# TASK TO COMPLETE
Write the listing below out again exactly, dropping the images.

# DATA PROVIDED

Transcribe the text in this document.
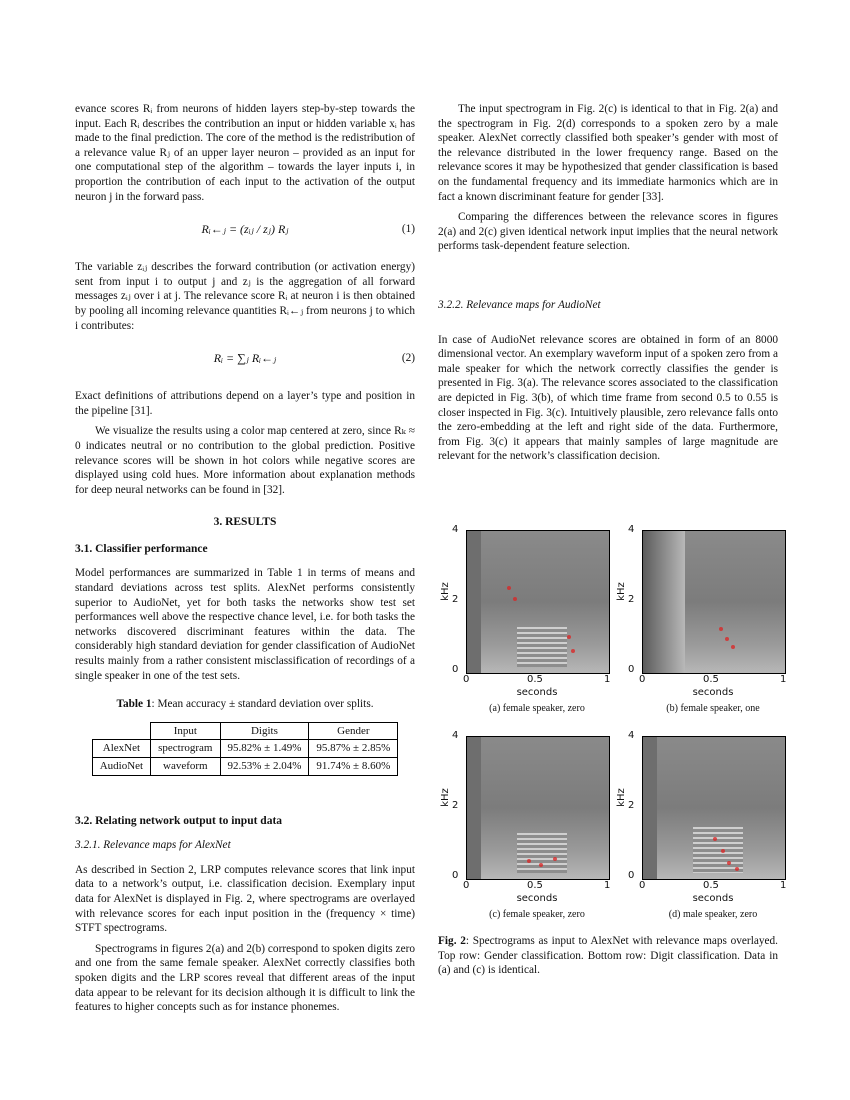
evance scores Rᵢ from neurons of hidden layers step-by-step towards the input. Each Rᵢ describes the contribution an input or hidden variable xᵢ has made to the final prediction. The core of the method is the redistribution of a relevance value Rⱼ of an upper layer neuron – provided as an input for one computational step of the algorithm – towards the layer inputs i, in proportion the contribution of each input to the activation of the output neuron j in the forward pass.

Rᵢ←ⱼ = (zᵢⱼ / zⱼ) Rⱼ	(1)

The variable zᵢⱼ describes the forward contribution (or activation energy) sent from input i to output j and zⱼ is the aggregation of all forward messages zᵢⱼ over i at j. The relevance score Rᵢ at neuron i is then obtained by pooling all incoming relevance quantities Rᵢ←ⱼ from neurons j to which i contributes:

Rᵢ = ∑ⱼ Rᵢ←ⱼ	(2)

Exact definitions of attributions depend on a layer’s type and position in the pipeline [31].

We visualize the results using a color map centered at zero, since Rₖ ≈ 0 indicates neutral or no contribution to the global prediction. Positive relevance scores will be shown in hot colors while negative scores are displayed using cold hues. More information about explanation methods for deep neural networks can be found in [32].

3. RESULTS
3.1. Classifier performance

Model performances are summarized in Table 1 in terms of means and standard deviations across test splits. AlexNet performs consistently superior to AudioNet, yet for both tasks the networks show test set performances well above the respective chance level, i.e. for both tasks the networks discovered discriminant features within the data. The considerably high standard deviation for gender classification of AudioNet results mainly from a rather consistent misclassification of recordings of a single speaker in one of the test sets.

Table 1: Mean accuracy ± standard deviation over splits.
	Input	Digits	Gender
AlexNet	spectrogram	95.82% ± 1.49%	95.87% ± 2.85%
AudioNet	waveform	92.53% ± 2.04%	91.74% ± 8.60%
3.2. Relating network output to input data
3.2.1. Relevance maps for AlexNet

As described in Section 2, LRP computes relevance scores that link input data to a network’s output, i.e. classification decision. Exemplary input data for AlexNet is displayed in Fig. 2, where spectrograms are overlayed with relevance scores for each input position in the (frequency × time) STFT spectrograms.

Spectrograms in figures 2(a) and 2(b) correspond to spoken digits zero and one from the same female speaker. AlexNet correctly classifies both spoken digits and the LRP scores reveal that different areas of the input data appear to be relevant for its decision although it is difficult to link the features to higher concepts such as for instance phonemes.

The input spectrogram in Fig. 2(c) is identical to that in Fig. 2(a) and the spectrogram in Fig. 2(d) corresponds to a spoken zero by a male speaker. AlexNet correctly classified both speaker’s gender with most of the relevance distributed in the lower frequency range. Based on the relevance scores it may be hypothesized that gender classification is based on the fundamental frequency and its immediate harmonics which are in fact a known discriminant feature for gender [33].

Comparing the differences between the relevance scores in figures 2(a) and 2(c) given identical network input implies that the neural network performs task-dependent feature selection.

3.2.2. Relevance maps for AudioNet

In case of AudioNet relevance scores are obtained in form of an 8000 dimensional vector. An exemplary waveform input of a spoken zero from a male speaker for which the network correctly classifies the gender is presented in Fig. 3(a). The relevance scores associated to the classification are depicted in Fig. 3(b), of which time frame from second 0.5 to 0.55 is closer inspected in Fig. 3(c). Intuitively plausible, zero relevance falls onto the zero-embedding at the left and right side of the data. Furthermore, from Fig. 3(c) it appears that mainly samples of large magnitude are relevant for the network’s classification decision.

4
2
0
kHz
0	0.5	1
seconds
(a) female speaker, zero
4
2
0
kHz
0	0.5	1
seconds
(b) female speaker, one
4
2
0
kHz
0	0.5	1
seconds
(c) female speaker, zero
4
2
0
kHz
0	0.5	1
seconds
(d) male speaker, zero
Fig. 2: Spectrograms as input to AlexNet with relevance maps overlayed. Top row: Gender classification. Bottom row: Digit classification. Data in (a) and (c) is identical.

# WRITTEN ANSWER
Transcribe the text in this document.
evance scores Rᵢ from neurons of hidden layers step-by-step towards the input. Each Rᵢ describes the contribution an input or hidden variable xᵢ has made to the final prediction. The core of the method is the redistribution of a relevance value Rⱼ of an upper layer neuron – provided as an input for one computational step of the algorithm – towards the layer inputs i, in proportion the contribution of each input to the activation of the output neuron j in the forward pass.

Rᵢ←ⱼ = (zᵢⱼ / zⱼ) Rⱼ	(1)

The variable zᵢⱼ describes the forward contribution (or activation energy) sent from input i to output j and zⱼ is the aggregation of all forward messages zᵢⱼ over i at j. The relevance score Rᵢ at neuron i is then obtained by pooling all incoming relevance quantities Rᵢ←ⱼ from neurons j to which i contributes:

Rᵢ = ∑ⱼ Rᵢ←ⱼ	(2)

Exact definitions of attributions depend on a layer’s type and position in the pipeline [31].

We visualize the results using a color map centered at zero, since Rₖ ≈ 0 indicates neutral or no contribution to the global prediction. Positive relevance scores will be shown in hot colors while negative scores are displayed using cold hues. More information about explanation methods for deep neural networks can be found in [32].

3. RESULTS
3.1. Classifier performance

Model performances are summarized in Table 1 in terms of means and standard deviations across test splits. AlexNet performs consistently superior to AudioNet, yet for both tasks the networks show test set performances well above the respective chance level, i.e. for both tasks the networks discovered discriminant features within the data. The considerably high standard deviation for gender classification of AudioNet results mainly from a rather consistent misclassification of recordings of a single speaker in one of the test sets.

Table 1: Mean accuracy ± standard deviation over splits.
	Input	Digits	Gender
AlexNet	spectrogram	95.82% ± 1.49%	95.87% ± 2.85%
AudioNet	waveform	92.53% ± 2.04%	91.74% ± 8.60%
3.2. Relating network output to input data
3.2.1. Relevance maps for AlexNet

As described in Section 2, LRP computes relevance scores that link input data to a network’s output, i.e. classification decision. Exemplary input data for AlexNet is displayed in Fig. 2, where spectrograms are overlayed with relevance scores for each input position in the (frequency × time) STFT spectrograms.

Spectrograms in figures 2(a) and 2(b) correspond to spoken digits zero and one from the same female speaker. AlexNet correctly classifies both spoken digits and the LRP scores reveal that different areas of the input data appear to be relevant for its decision although it is difficult to link the features to higher concepts such as for instance phonemes.

The input spectrogram in Fig. 2(c) is identical to that in Fig. 2(a) and the spectrogram in Fig. 2(d) corresponds to a spoken zero by a male speaker. AlexNet correctly classified both speaker’s gender with most of the relevance distributed in the lower frequency range. Based on the relevance scores it may be hypothesized that gender classification is based on the fundamental frequency and its immediate harmonics which are in fact a known discriminant feature for gender [33].

Comparing the differences between the relevance scores in figures 2(a) and 2(c) given identical network input implies that the neural network performs task-dependent feature selection.

3.2.2. Relevance maps for AudioNet

In case of AudioNet relevance scores are obtained in form of an 8000 dimensional vector. An exemplary waveform input of a spoken zero from a male speaker for which the network correctly classifies the gender is presented in Fig. 3(a). The relevance scores associated to the classification are depicted in Fig. 3(b), of which time frame from second 0.5 to 0.55 is closer inspected in Fig. 3(c). Intuitively plausible, zero relevance falls onto the zero-embedding at the left and right side of the data. Furthermore, from Fig. 3(c) it appears that mainly samples of large magnitude are relevant for the network’s classification decision.

4
2
0
kHz
0	0.5	1
seconds
(a) female speaker, zero
4
2
0
kHz
0	0.5	1
seconds
(b) female speaker, one
4
2
0
kHz
0	0.5	1
seconds
(c) female speaker, zero
4
2
0
kHz
0	0.5	1
seconds
(d) male speaker, zero
Fig. 2: Spectrograms as input to AlexNet with relevance maps overlayed. Top row: Gender classification. Bottom row: Digit classification. Data in (a) and (c) is identical.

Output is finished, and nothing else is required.